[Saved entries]
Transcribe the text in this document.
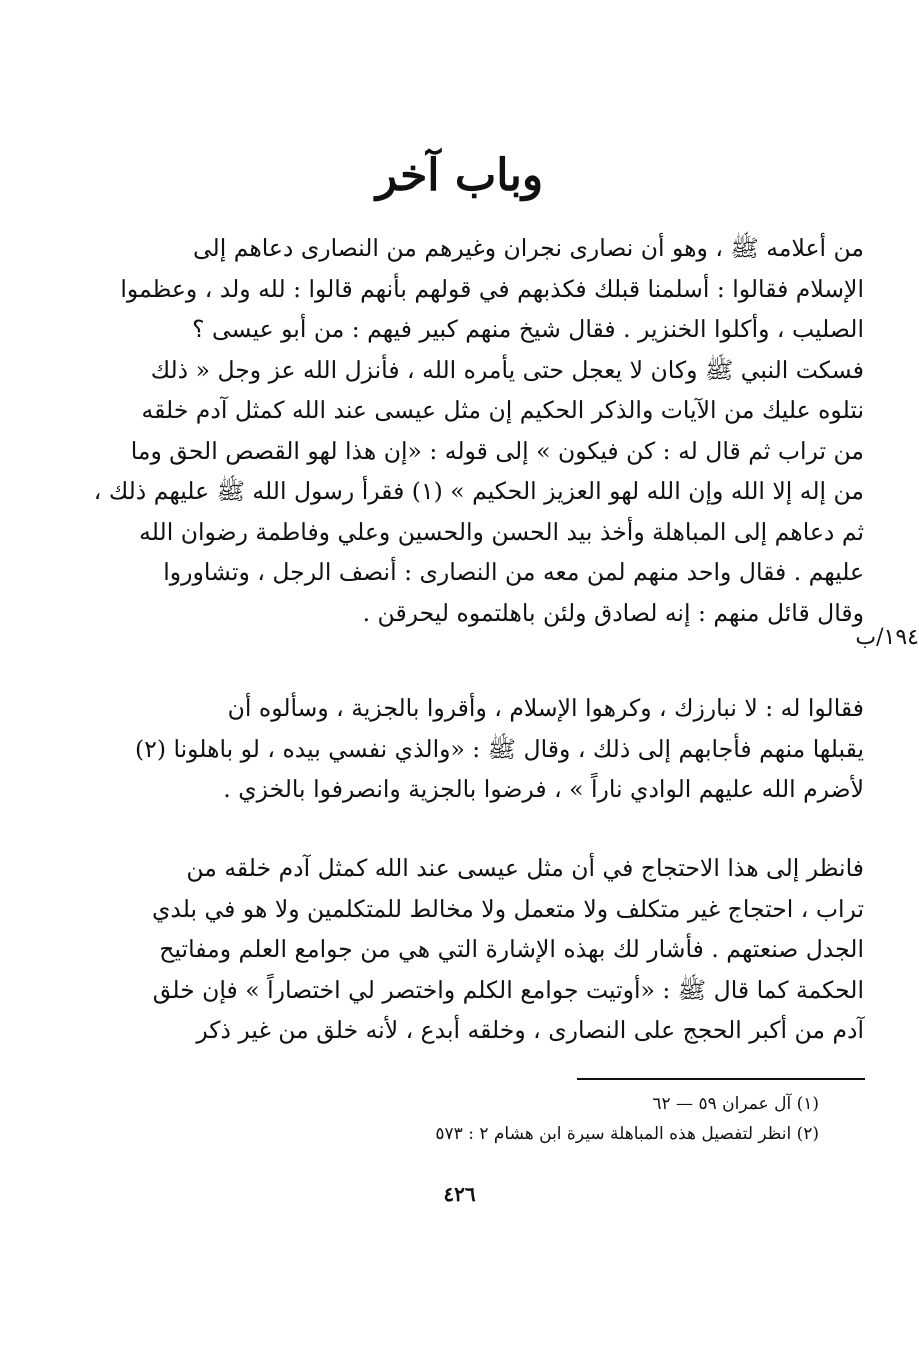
وباب آخر
من أعلامه ﷺ ، وهو أن نصارى نجران وغيرهم من النصارى دعاهم إلى
الإسلام فقالوا : أسلمنا قبلك فكذبهم في قولهم بأنهم قالوا : لله ولد ، وعظموا
الصليب ، وأكلوا الخنزير . فقال شيخ منهم كبير فيهم : من أبو عيسى ؟
فسكت النبي ﷺ وكان لا يعجل حتى يأمره الله ، فأنزل الله عز وجل « ذلك
نتلوه عليك من الآيات والذكر الحكيم إن مثل عيسى عند الله كمثل آدم خلقه
من تراب ثم قال له : كن فيكون » إلى قوله : «إن هذا لهو القصص الحق وما
من إله إلا الله وإن الله لهو العزيز الحكيم » (١) فقرأ رسول الله ﷺ عليهم ذلك ،
ثم دعاهم إلى المباهلة وأخذ بيد الحسن والحسين وعلي وفاطمة رضوان الله
عليهم . فقال واحد منهم لمن معه من النصارى : أنصف الرجل ، وتشاوروا
وقال قائل منهم : إنه لصادق ولئن باهلتموه ليحرقن .
١٩٤/ب
فقالوا له : لا نبارزك ، وكرهوا الإسلام ، وأقروا بالجزية ، وسألوه أن
يقبلها منهم فأجابهم إلى ذلك ، وقال ﷺ : «والذي نفسي بيده ، لو باهلونا (٢)
لأضرم الله عليهم الوادي ناراً » ، فرضوا بالجزية وانصرفوا بالخزي .
فانظر إلى هذا الاحتجاج في أن مثل عيسى عند الله كمثل آدم خلقه من
تراب ، احتجاج غير متكلف ولا متعمل ولا مخالط للمتكلمين ولا هو في بلدي
الجدل صنعتهم . فأشار لك بهذه الإشارة التي هي من جوامع العلم ومفاتيح
الحكمة كما قال ﷺ : «أوتيت جوامع الكلم واختصر لي اختصاراً » فإن خلق
آدم من أكبر الحجج على النصارى ، وخلقه أبدع ، لأنه خلق من غير ذكر
(١) آل عمران ٥٩ — ٦٢
(٢) انظر لتفصيل هذه المباهلة سيرة ابن هشام ٢ : ٥٧٣
٤٢٦
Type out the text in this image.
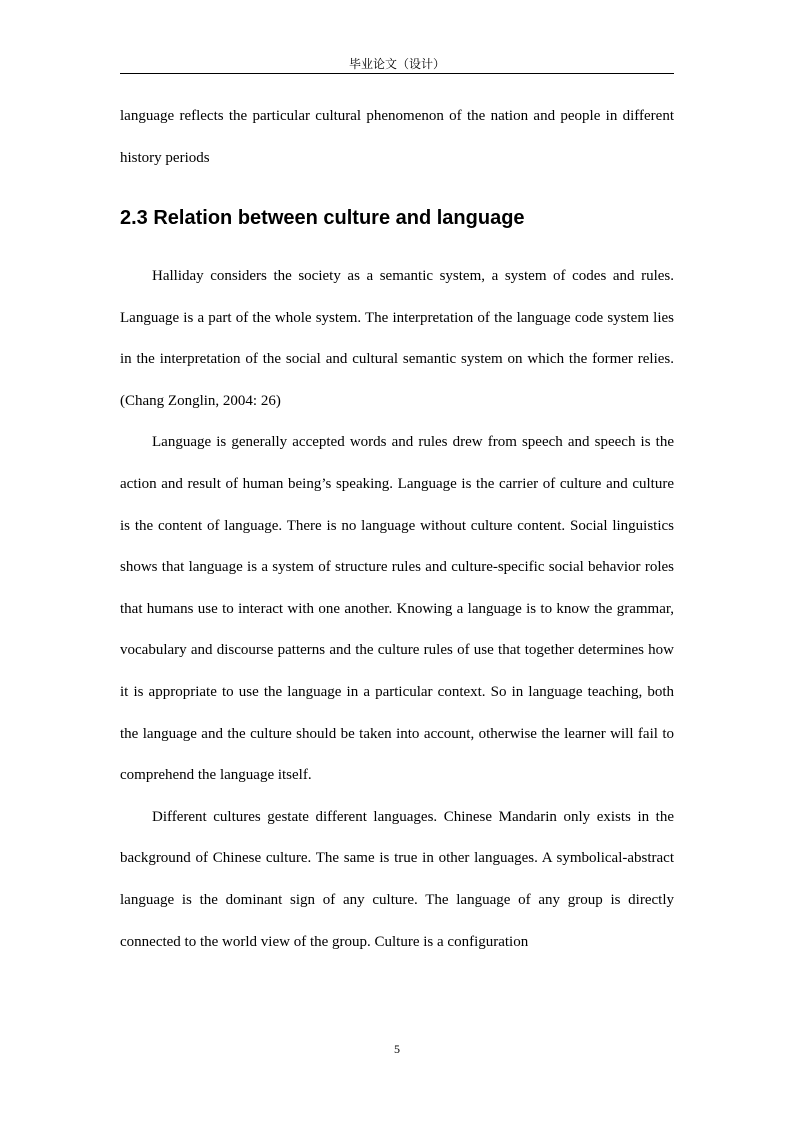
毕业论文（设计）

language reflects the particular cultural phenomenon of the nation and people in different history periods

2.3 Relation between culture and language

Halliday considers the society as a semantic system, a system of codes and rules. Language is a part of the whole system. The interpretation of the language code system lies in the interpretation of the social and cultural semantic system on which the former relies. (Chang Zonglin, 2004: 26)

Language is generally accepted words and rules drew from speech and speech is the action and result of human being’s speaking. Language is the carrier of culture and culture is the content of language. There is no language without culture content. Social linguistics shows that language is a system of structure rules and culture-specific social behavior roles that humans use to interact with one another. Knowing a language is to know the grammar, vocabulary and discourse patterns and the culture rules of use that together determines how it is appropriate to use the language in a particular context. So in language teaching, both the language and the culture should be taken into account, otherwise the learner will fail to comprehend the language itself.

Different cultures gestate different languages. Chinese Mandarin only exists in the background of Chinese culture. The same is true in other languages. A symbolical-abstract language is the dominant sign of any culture. The language of any group is directly connected to the world view of the group. Culture is a configuration

5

**WHAT TO DO:** In the copy, include all records verbatim but no images.

**CORRECT RESPONSE:**
Transcribe the text in this document.
وباب آخر
من أعلامه ﷺ ، وهو أن نصارى نجران وغيرهم من النصارى دعاهم إلى
الإسلام فقالوا : أسلمنا قبلك فكذبهم في قولهم بأنهم قالوا : لله ولد ، وعظموا
الصليب ، وأكلوا الخنزير . فقال شيخ منهم كبير فيهم : من أبو عيسى ؟
فسكت النبي ﷺ وكان لا يعجل حتى يأمره الله ، فأنزل الله عز وجل « ذلك
نتلوه عليك من الآيات والذكر الحكيم إن مثل عيسى عند الله كمثل آدم خلقه
من تراب ثم قال له : كن فيكون » إلى قوله : «إن هذا لهو القصص الحق وما
من إله إلا الله وإن الله لهو العزيز الحكيم » (١) فقرأ رسول الله ﷺ عليهم ذلك ،
ثم دعاهم إلى المباهلة وأخذ بيد الحسن والحسين وعلي وفاطمة رضوان الله
عليهم . فقال واحد منهم لمن معه من النصارى : أنصف الرجل ، وتشاوروا
وقال قائل منهم : إنه لصادق ولئن باهلتموه ليحرقن .
١٩٤/ب
فقالوا له : لا نبارزك ، وكرهوا الإسلام ، وأقروا بالجزية ، وسألوه أن
يقبلها منهم فأجابهم إلى ذلك ، وقال ﷺ : «والذي نفسي بيده ، لو باهلونا (٢)
لأضرم الله عليهم الوادي ناراً » ، فرضوا بالجزية وانصرفوا بالخزي .
فانظر إلى هذا الاحتجاج في أن مثل عيسى عند الله كمثل آدم خلقه من
تراب ، احتجاج غير متكلف ولا متعمل ولا مخالط للمتكلمين ولا هو في بلدي
الجدل صنعتهم . فأشار لك بهذه الإشارة التي هي من جوامع العلم ومفاتيح
الحكمة كما قال ﷺ : «أوتيت جوامع الكلم واختصر لي اختصاراً » فإن خلق
آدم من أكبر الحجج على النصارى ، وخلقه أبدع ، لأنه خلق من غير ذكر
(١) آل عمران ٥٩ — ٦٢
(٢) انظر لتفصيل هذه المباهلة سيرة ابن هشام ٢ : ٥٧٣
٤٢٦
Type out the text in this image.
毕业论文（设计）

language reflects the particular cultural phenomenon of the nation and people in different history periods

2.3 Relation between culture and language

Halliday considers the society as a semantic system, a system of codes and rules. Language is a part of the whole system. The interpretation of the language code system lies in the interpretation of the social and cultural semantic system on which the former relies. (Chang Zonglin, 2004: 26)

Language is generally accepted words and rules drew from speech and speech is the action and result of human being’s speaking. Language is the carrier of culture and culture is the content of language. There is no language without culture content. Social linguistics shows that language is a system of structure rules and culture-specific social behavior roles that humans use to interact with one another. Knowing a language is to know the grammar, vocabulary and discourse patterns and the culture rules of use that together determines how it is appropriate to use the language in a particular context. So in language teaching, both the language and the culture should be taken into account, otherwise the learner will fail to comprehend the language itself.

Different cultures gestate different languages. Chinese Mandarin only exists in the background of Chinese culture. The same is true in other languages. A symbolical-abstract language is the dominant sign of any culture. The language of any group is directly connected to the world view of the group. Culture is a configuration

5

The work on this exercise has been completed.